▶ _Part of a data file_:
*****

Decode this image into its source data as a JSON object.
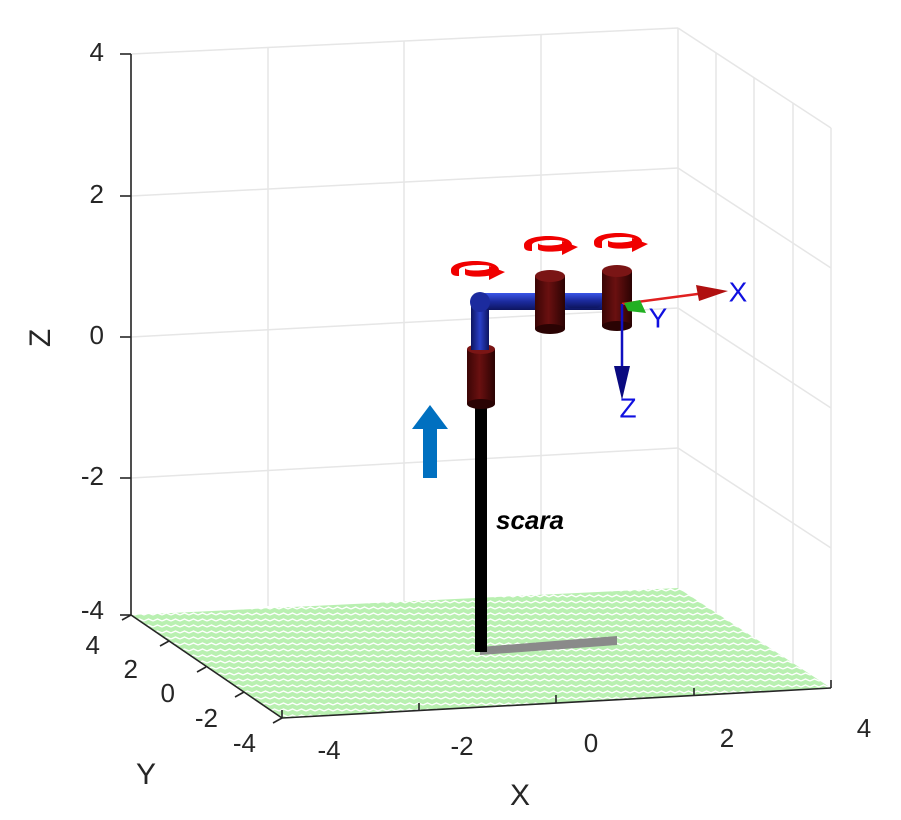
{
  "axes": {
    "x_label": "X",
    "y_label": "Y",
    "z_label": "Z",
    "x_ticks": [
      "-4",
      "-2",
      "0",
      "2",
      "4"
    ],
    "y_ticks": [
      "4",
      "2",
      "0",
      "-2",
      "-4"
    ],
    "z_ticks": [
      "4",
      "2",
      "0",
      "-2",
      "-4"
    ],
    "xlim": [
      -4,
      4
    ],
    "ylim": [
      -4,
      4
    ],
    "zlim": [
      -4,
      4
    ],
    "grid": true
  },
  "robot": {
    "name": "scara",
    "tool_frame": {
      "x_label": "X",
      "y_label": "Y",
      "z_label": "Z"
    }
  },
  "colors": {
    "floor": "#b9f0b1",
    "floor_pattern": "#ffffff",
    "link": "#1c2b9e",
    "joint": "#5a0a0a",
    "base_column": "#000000",
    "base_plate": "#8a8a8a",
    "rotation_arrow": "#f00000",
    "prismatic_arrow": "#0070c0",
    "frame_x": "#e02020",
    "frame_y": "#22b022",
    "frame_z": "#1010c0",
    "grid": "#e6e6e6",
    "axis": "#262626"
  }
}
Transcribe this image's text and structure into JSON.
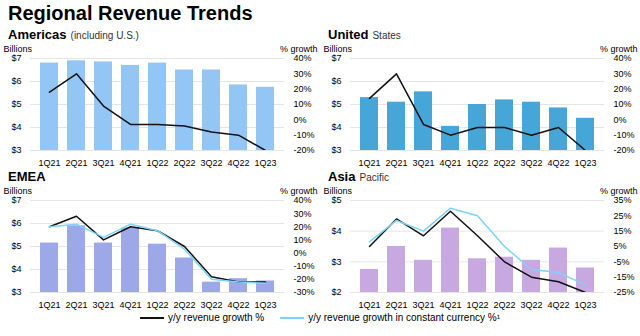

*****

▶ _What you need to do_: Send back the data above word for word, with the pictures left out.

▶ _Output of the task_:
Decode this image into its source data as a JSON object.
{
  "axes": {
    "x_label": "X",
    "y_label": "Y",
    "z_label": "Z",
    "x_ticks": [
      "-4",
      "-2",
      "0",
      "2",
      "4"
    ],
    "y_ticks": [
      "4",
      "2",
      "0",
      "-2",
      "-4"
    ],
    "z_ticks": [
      "4",
      "2",
      "0",
      "-2",
      "-4"
    ],
    "xlim": [
      -4,
      4
    ],
    "ylim": [
      -4,
      4
    ],
    "zlim": [
      -4,
      4
    ],
    "grid": true
  },
  "robot": {
    "name": "scara",
    "tool_frame": {
      "x_label": "X",
      "y_label": "Y",
      "z_label": "Z"
    }
  },
  "colors": {
    "floor": "#b9f0b1",
    "floor_pattern": "#ffffff",
    "link": "#1c2b9e",
    "joint": "#5a0a0a",
    "base_column": "#000000",
    "base_plate": "#8a8a8a",
    "rotation_arrow": "#f00000",
    "prismatic_arrow": "#0070c0",
    "frame_x": "#e02020",
    "frame_y": "#22b022",
    "frame_z": "#1010c0",
    "grid": "#e6e6e6",
    "axis": "#262626"
  }
}
Transcribe this image's text and structure into JSON.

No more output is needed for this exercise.